How many lines of the entries below include the word "中心附近最大风力在"? Answer with the number alone.

===== Rows =====

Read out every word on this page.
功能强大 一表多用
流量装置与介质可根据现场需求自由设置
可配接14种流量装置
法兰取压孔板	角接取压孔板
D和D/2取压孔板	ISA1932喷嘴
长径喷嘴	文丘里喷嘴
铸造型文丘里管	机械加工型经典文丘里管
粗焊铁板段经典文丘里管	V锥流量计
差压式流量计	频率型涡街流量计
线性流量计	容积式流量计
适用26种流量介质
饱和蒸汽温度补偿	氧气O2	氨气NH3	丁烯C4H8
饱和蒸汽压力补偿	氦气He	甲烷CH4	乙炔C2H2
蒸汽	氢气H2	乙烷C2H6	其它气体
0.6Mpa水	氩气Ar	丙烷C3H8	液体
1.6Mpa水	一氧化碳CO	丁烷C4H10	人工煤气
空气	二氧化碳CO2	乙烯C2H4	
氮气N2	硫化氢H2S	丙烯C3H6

=====
===== Rows =====

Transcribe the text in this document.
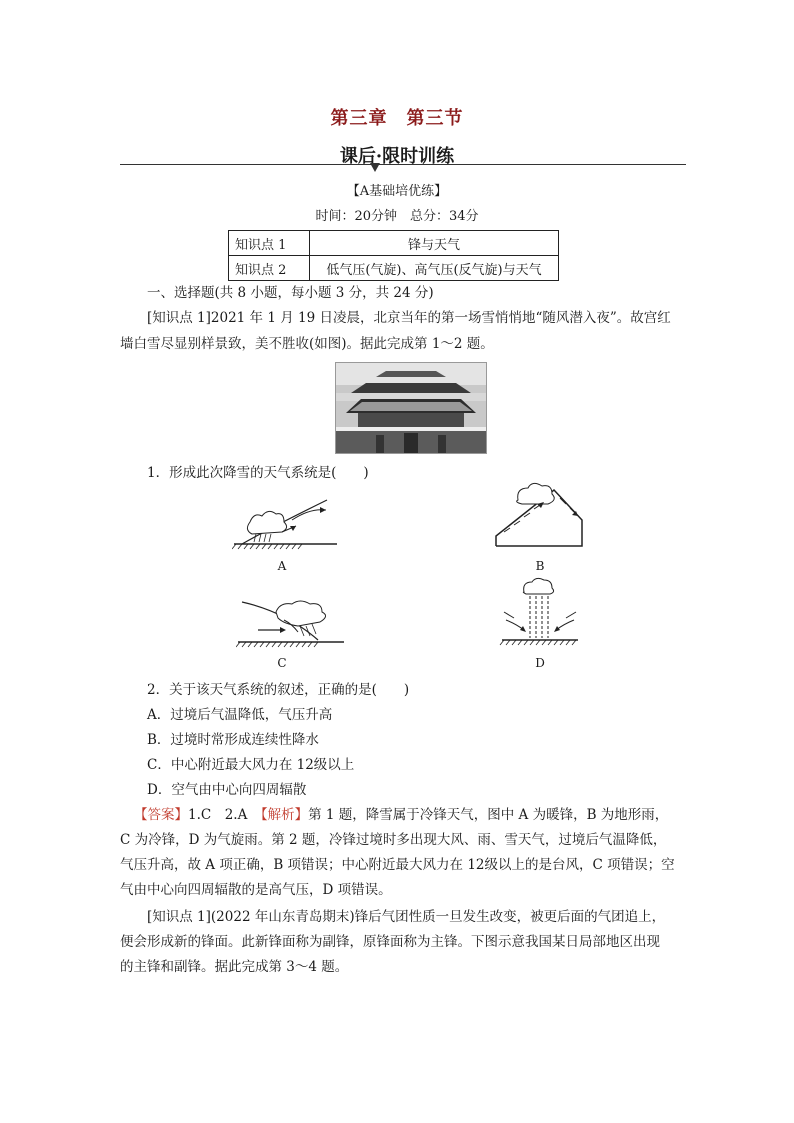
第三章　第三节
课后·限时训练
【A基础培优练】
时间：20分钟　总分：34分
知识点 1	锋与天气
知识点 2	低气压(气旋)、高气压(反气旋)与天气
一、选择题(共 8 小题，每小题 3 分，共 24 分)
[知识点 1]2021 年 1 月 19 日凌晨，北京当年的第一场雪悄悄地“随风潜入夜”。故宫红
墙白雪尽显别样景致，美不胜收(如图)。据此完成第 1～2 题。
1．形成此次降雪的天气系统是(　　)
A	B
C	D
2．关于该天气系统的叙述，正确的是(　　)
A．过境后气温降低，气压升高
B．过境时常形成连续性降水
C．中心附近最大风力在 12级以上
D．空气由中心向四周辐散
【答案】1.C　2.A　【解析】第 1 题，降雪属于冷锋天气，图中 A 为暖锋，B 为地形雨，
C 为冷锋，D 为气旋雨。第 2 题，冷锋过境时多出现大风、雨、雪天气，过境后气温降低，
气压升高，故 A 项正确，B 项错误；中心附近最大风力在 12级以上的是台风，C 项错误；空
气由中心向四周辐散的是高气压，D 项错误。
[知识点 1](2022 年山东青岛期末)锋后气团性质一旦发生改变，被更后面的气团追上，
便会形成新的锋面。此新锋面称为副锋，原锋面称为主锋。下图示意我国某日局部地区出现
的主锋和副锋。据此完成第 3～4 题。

=====

Answer to this task: 2